§ **Data supplied**:
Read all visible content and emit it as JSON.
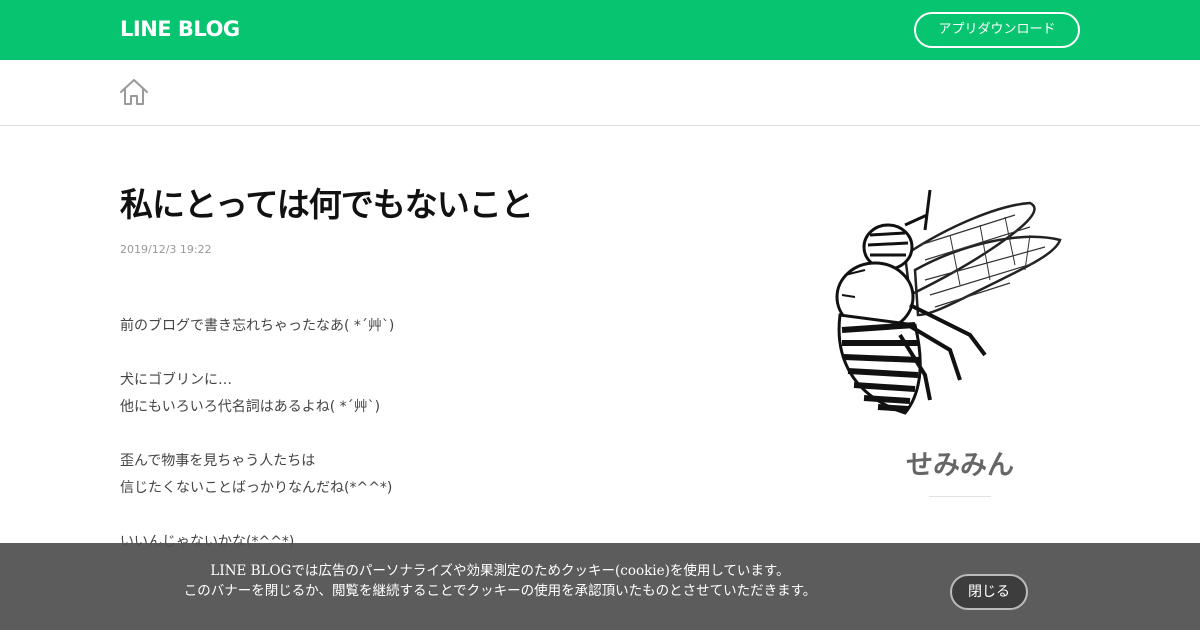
{
  "header": {
    "logo_text": "LINE BLOG",
    "app_download_label": "アプリダウンロード"
  },
  "nav": {
    "home_icon": "home-icon"
  },
  "article": {
    "title": "私にとっては何でもないこと",
    "date": "2019/12/3 19:22",
    "lines": [
      "前のブログで書き忘れちゃったなあ( *´艸`)",
      "",
      "犬にゴブリンに…",
      "他にもいろいろ代名詞はあるよね( *´艸`)",
      "",
      "歪んで物事を見ちゃう人たちは",
      "信じたくないことばっかりなんだね(*^^*)",
      "",
      "いいんじゃないかな(*^^*)"
    ]
  },
  "profile": {
    "avatar_icon": "bee-illustration",
    "name": "せみみん"
  },
  "cookie_banner": {
    "line1": "LINE BLOGでは広告のパーソナライズや効果測定のためクッキー(cookie)を使用しています。",
    "line2": "このバナーを閉じるか、閲覧を継続することでクッキーの使用を承認頂いたものとさせていただきます。",
    "close_label": "閉じる"
  },
  "colors": {
    "brand_green": "#06c46f",
    "banner_bg": "#505050"
  }
}
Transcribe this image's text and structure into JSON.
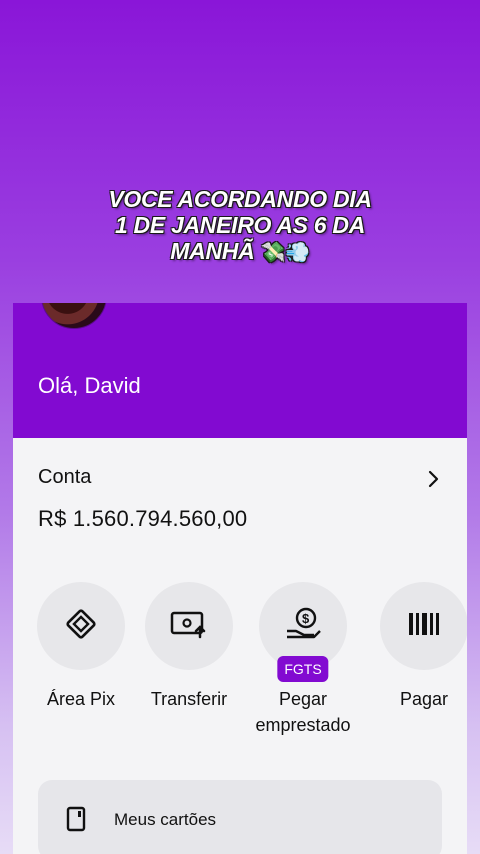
{
  "caption": {
    "line1": "VOCE ACORDANDO DIA",
    "line2": "1 DE JANEIRO AS 6 DA",
    "line3": "MANHÃ",
    "emoji": "💸💨"
  },
  "header": {
    "greeting": "Olá, David"
  },
  "account": {
    "label": "Conta",
    "balance": "R$ 1.560.794.560,00"
  },
  "actions": [
    {
      "label": "Área Pix",
      "icon": "pix-icon"
    },
    {
      "label": "Transferir",
      "icon": "transfer-icon"
    },
    {
      "label": "Pegar emprestado",
      "icon": "loan-icon",
      "badge": "FGTS"
    },
    {
      "label": "Pagar",
      "icon": "barcode-icon"
    }
  ],
  "cards": {
    "label": "Meus cartões"
  },
  "colors": {
    "brand": "#820ad1",
    "background": "#f4f4f6"
  }
}
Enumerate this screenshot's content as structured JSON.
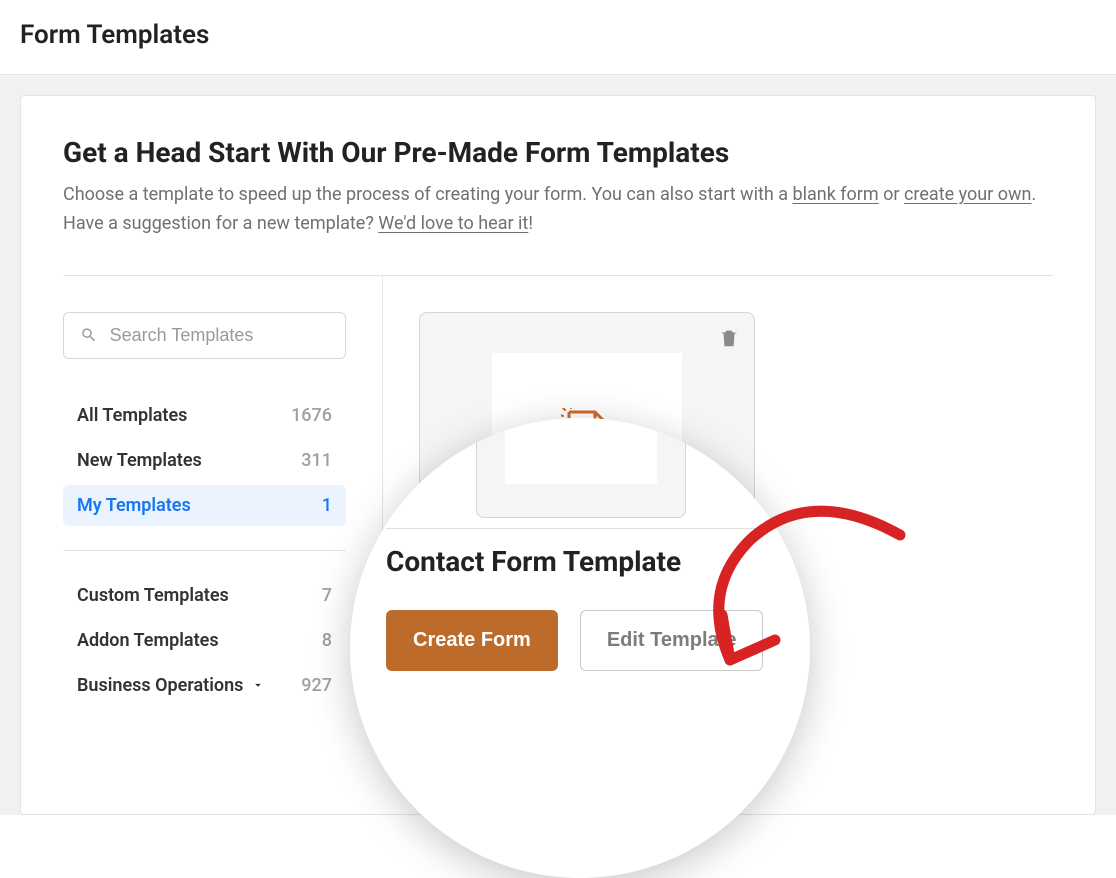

§ **Your instructions**:
In the copy, leave out all pictures, and retype exactly each line from the one with "Transcribe this image's" through the last line of the entries.

§ **Full response**:
Transcribe this image's text and structure into JSON.
{
  "caption": {
    "line1": "VOCE ACORDANDO DIA",
    "line2": "1 DE JANEIRO AS 6 DA",
    "line3": "MANHÃ",
    "emoji": "💸💨"
  },
  "header": {
    "greeting": "Olá, David"
  },
  "account": {
    "label": "Conta",
    "balance": "R$ 1.560.794.560,00"
  },
  "actions": [
    {
      "label": "Área Pix",
      "icon": "pix-icon"
    },
    {
      "label": "Transferir",
      "icon": "transfer-icon"
    },
    {
      "label": "Pegar emprestado",
      "icon": "loan-icon",
      "badge": "FGTS"
    },
    {
      "label": "Pagar",
      "icon": "barcode-icon"
    }
  ],
  "cards": {
    "label": "Meus cartões"
  },
  "colors": {
    "brand": "#820ad1",
    "background": "#f4f4f6"
  }
}
Enumerate this screenshot's content as structured JSON.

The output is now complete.